What to do:
Note every line in the entries that contains the string "REACTIVOS", and copy it.

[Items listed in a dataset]
BEGIN
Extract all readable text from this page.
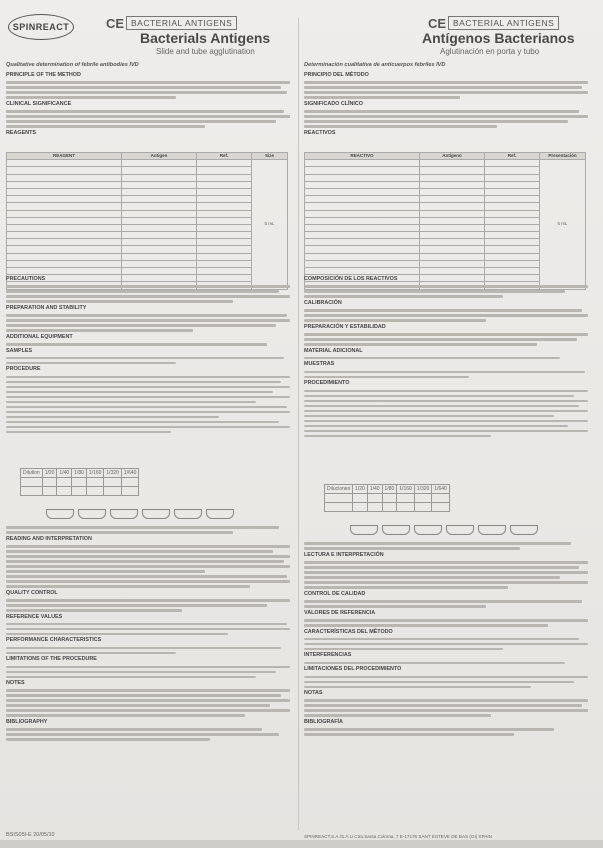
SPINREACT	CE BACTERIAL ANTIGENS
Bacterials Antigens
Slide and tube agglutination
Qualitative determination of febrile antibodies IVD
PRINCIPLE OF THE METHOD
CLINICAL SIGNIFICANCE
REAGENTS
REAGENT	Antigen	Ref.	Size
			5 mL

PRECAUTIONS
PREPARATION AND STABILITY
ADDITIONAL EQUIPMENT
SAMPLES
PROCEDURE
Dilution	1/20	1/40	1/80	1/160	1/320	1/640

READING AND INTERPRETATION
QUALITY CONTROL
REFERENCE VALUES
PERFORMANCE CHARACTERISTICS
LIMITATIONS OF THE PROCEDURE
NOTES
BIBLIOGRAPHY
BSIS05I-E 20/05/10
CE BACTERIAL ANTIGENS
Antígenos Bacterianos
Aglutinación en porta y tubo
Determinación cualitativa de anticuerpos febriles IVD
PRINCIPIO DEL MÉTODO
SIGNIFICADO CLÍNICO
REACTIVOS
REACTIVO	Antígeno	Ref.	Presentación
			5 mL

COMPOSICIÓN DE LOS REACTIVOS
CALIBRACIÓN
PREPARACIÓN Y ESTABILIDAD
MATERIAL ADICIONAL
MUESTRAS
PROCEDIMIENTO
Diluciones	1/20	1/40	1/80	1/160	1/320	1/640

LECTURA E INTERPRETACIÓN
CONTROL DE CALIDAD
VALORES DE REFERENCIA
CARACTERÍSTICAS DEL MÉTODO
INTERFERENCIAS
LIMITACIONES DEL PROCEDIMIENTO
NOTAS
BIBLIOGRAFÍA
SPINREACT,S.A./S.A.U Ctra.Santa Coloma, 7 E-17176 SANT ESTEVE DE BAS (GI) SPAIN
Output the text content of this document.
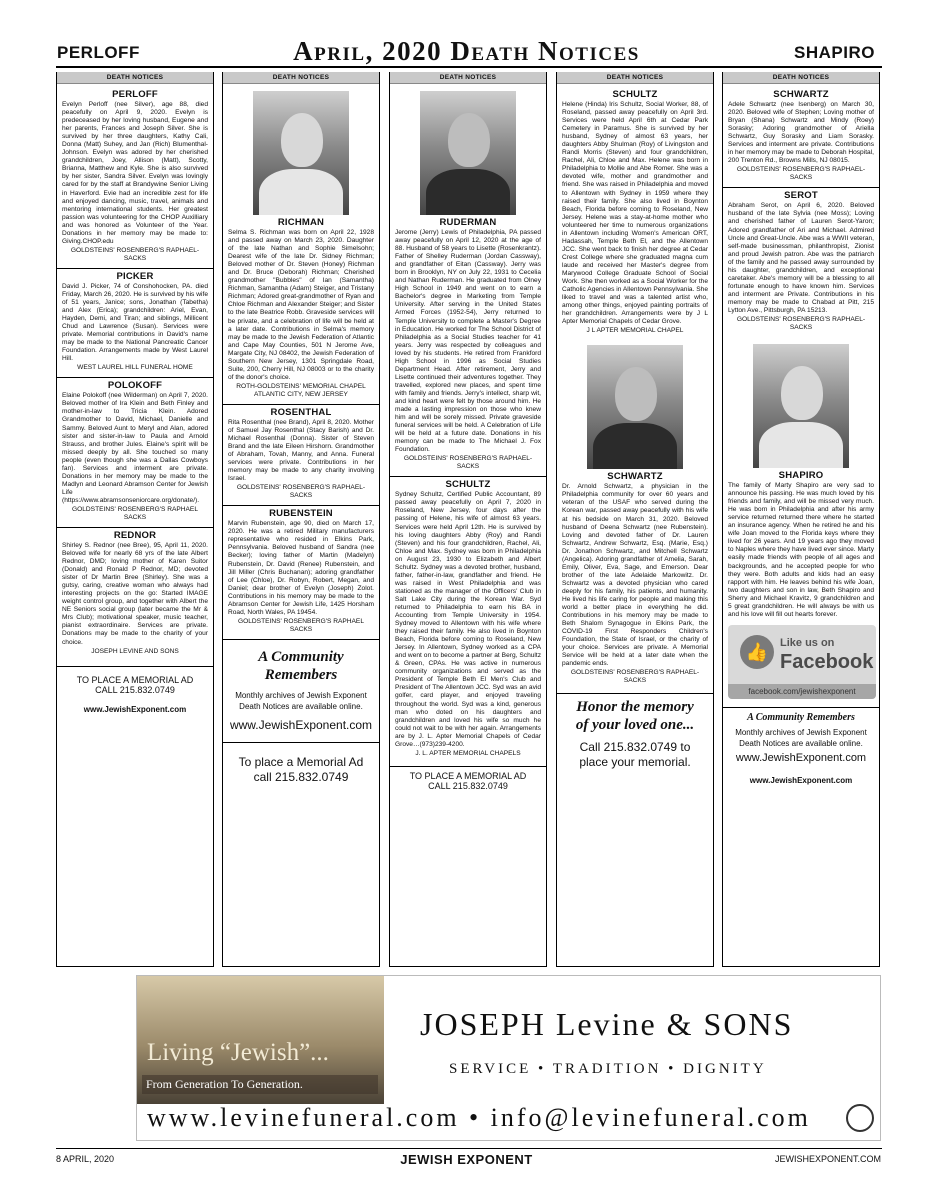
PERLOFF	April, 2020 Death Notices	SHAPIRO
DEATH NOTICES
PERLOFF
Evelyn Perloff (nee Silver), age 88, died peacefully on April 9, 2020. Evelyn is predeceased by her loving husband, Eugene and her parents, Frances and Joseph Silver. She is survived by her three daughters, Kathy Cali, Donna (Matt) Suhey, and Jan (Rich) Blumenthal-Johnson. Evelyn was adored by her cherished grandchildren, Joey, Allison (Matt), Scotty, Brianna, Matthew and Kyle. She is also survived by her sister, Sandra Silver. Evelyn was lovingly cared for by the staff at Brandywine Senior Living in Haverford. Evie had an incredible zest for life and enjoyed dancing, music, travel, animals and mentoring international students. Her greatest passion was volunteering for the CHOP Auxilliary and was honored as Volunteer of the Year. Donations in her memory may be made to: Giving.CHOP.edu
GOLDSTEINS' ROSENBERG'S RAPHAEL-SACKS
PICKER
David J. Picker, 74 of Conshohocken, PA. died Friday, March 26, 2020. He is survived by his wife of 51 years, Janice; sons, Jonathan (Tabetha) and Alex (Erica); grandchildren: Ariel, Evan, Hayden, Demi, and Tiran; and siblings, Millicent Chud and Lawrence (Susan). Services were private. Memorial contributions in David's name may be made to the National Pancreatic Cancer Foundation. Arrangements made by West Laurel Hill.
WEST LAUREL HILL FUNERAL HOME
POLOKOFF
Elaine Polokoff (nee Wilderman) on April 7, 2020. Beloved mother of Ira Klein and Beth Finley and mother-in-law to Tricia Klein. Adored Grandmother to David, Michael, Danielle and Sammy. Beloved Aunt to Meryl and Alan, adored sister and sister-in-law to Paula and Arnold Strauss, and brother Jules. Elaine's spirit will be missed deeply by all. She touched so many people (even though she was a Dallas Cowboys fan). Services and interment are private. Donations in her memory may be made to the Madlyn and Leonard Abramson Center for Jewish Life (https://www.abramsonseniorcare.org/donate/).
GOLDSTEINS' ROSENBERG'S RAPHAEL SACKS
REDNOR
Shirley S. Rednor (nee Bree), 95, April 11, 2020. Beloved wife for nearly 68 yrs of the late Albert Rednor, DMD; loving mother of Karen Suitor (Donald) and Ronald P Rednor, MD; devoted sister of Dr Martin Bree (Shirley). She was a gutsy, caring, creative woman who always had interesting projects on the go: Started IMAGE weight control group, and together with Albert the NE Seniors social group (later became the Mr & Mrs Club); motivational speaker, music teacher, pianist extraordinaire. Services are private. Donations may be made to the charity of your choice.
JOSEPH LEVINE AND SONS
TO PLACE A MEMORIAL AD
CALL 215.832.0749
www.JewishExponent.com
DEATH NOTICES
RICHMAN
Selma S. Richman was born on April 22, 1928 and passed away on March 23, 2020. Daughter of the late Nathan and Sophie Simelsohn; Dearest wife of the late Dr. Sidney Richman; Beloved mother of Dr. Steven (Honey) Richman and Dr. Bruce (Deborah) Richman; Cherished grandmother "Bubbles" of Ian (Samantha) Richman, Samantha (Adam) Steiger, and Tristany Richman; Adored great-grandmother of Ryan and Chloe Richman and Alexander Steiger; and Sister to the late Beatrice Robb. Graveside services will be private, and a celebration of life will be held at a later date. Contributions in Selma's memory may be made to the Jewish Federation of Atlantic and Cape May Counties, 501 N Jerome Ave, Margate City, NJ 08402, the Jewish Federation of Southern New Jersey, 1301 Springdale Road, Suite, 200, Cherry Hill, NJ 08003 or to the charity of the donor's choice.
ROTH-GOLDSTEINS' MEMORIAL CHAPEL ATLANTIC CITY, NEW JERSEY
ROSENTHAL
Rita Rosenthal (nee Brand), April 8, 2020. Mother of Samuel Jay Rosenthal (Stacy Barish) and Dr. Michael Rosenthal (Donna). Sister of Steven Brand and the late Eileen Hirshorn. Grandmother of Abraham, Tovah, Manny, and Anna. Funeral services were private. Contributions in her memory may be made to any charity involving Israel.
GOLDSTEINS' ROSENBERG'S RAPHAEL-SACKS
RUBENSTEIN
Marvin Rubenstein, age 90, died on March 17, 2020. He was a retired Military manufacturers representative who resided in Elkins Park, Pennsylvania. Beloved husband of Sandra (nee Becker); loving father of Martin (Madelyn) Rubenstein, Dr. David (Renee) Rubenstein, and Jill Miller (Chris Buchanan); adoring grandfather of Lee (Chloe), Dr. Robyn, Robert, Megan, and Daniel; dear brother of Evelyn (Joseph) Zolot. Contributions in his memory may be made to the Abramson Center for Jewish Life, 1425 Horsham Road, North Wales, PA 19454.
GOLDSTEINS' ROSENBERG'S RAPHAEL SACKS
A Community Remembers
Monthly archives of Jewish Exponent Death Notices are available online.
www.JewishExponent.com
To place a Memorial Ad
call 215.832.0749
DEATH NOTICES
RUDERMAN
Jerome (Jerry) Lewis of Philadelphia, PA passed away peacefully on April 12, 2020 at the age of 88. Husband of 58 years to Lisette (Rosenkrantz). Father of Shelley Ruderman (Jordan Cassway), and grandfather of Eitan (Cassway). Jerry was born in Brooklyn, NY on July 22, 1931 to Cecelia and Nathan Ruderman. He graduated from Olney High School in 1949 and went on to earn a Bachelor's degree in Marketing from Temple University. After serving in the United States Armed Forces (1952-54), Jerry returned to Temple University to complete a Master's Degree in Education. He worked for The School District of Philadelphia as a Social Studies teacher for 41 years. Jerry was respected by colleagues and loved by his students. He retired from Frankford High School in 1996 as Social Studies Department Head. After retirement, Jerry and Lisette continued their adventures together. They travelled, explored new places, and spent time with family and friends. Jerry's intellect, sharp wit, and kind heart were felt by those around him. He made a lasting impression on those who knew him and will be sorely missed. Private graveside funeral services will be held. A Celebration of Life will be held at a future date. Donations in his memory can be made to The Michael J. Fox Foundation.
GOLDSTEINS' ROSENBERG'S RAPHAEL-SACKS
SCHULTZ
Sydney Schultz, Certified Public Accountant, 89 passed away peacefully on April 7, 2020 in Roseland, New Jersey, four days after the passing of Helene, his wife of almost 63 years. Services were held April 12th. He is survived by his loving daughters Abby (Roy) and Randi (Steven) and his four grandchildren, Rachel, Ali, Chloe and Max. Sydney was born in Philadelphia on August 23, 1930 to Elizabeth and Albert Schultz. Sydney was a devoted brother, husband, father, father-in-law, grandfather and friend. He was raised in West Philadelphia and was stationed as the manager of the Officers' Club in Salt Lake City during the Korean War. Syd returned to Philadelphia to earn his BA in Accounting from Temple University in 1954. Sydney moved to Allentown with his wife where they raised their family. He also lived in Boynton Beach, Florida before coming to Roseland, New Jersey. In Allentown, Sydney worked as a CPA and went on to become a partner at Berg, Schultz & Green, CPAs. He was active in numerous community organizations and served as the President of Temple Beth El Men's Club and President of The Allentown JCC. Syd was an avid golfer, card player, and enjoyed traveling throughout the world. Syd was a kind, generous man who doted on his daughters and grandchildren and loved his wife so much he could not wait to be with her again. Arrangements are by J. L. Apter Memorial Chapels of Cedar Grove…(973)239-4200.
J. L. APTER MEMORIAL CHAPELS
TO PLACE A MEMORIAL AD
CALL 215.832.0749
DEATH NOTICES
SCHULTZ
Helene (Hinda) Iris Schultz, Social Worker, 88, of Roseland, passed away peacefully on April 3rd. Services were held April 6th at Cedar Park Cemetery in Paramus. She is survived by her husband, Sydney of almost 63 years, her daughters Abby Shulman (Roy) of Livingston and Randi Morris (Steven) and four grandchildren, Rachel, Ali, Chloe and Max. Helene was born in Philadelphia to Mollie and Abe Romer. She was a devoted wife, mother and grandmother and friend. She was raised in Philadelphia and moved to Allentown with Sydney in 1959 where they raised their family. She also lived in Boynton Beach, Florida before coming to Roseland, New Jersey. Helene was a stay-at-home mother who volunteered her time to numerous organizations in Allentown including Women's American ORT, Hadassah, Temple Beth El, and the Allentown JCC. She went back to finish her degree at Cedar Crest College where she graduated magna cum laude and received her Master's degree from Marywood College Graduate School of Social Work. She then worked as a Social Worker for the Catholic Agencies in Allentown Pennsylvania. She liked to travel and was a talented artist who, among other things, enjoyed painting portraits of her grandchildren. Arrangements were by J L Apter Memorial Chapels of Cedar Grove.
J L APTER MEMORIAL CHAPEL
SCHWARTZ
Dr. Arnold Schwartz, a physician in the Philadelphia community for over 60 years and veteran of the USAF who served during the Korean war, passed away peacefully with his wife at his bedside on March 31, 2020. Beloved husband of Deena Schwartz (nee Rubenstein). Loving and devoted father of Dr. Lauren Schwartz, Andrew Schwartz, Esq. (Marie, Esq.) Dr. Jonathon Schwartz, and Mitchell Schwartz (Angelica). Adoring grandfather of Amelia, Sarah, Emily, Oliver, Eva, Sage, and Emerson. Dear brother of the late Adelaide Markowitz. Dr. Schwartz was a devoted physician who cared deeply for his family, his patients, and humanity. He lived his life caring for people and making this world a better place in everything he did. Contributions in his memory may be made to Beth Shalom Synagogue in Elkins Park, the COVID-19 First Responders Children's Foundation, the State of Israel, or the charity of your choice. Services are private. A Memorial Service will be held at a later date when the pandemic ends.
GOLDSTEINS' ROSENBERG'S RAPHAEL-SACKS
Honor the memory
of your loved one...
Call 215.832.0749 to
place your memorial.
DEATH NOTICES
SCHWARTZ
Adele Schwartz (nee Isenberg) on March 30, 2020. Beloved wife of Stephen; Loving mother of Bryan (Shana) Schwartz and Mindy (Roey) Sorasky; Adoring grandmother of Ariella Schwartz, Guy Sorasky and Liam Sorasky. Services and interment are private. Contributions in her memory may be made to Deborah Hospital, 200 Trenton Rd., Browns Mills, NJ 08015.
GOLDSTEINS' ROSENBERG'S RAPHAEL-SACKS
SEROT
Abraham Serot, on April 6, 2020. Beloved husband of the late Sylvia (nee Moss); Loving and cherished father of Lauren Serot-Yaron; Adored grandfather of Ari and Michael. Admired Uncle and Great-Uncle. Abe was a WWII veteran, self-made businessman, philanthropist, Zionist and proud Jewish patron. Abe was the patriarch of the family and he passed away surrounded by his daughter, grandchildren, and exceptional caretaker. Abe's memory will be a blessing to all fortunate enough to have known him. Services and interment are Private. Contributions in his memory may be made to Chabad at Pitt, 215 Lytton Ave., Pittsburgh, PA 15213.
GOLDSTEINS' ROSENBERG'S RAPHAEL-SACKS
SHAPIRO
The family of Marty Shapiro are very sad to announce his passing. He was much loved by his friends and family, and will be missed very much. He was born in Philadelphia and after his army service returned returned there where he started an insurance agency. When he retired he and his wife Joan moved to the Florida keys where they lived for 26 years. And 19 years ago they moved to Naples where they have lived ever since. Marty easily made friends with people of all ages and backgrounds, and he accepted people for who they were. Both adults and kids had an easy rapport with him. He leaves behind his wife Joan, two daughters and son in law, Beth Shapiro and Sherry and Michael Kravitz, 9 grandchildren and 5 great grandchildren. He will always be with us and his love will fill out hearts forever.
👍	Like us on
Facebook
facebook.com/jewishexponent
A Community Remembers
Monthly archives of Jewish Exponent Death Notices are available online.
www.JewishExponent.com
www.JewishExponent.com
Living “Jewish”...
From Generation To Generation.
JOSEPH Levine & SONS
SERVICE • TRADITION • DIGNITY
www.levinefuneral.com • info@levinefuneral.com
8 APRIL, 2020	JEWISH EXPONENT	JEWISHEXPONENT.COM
END
Response to the exercise:
REACTIVOS
COMPOSICIÓN DE LOS REACTIVOS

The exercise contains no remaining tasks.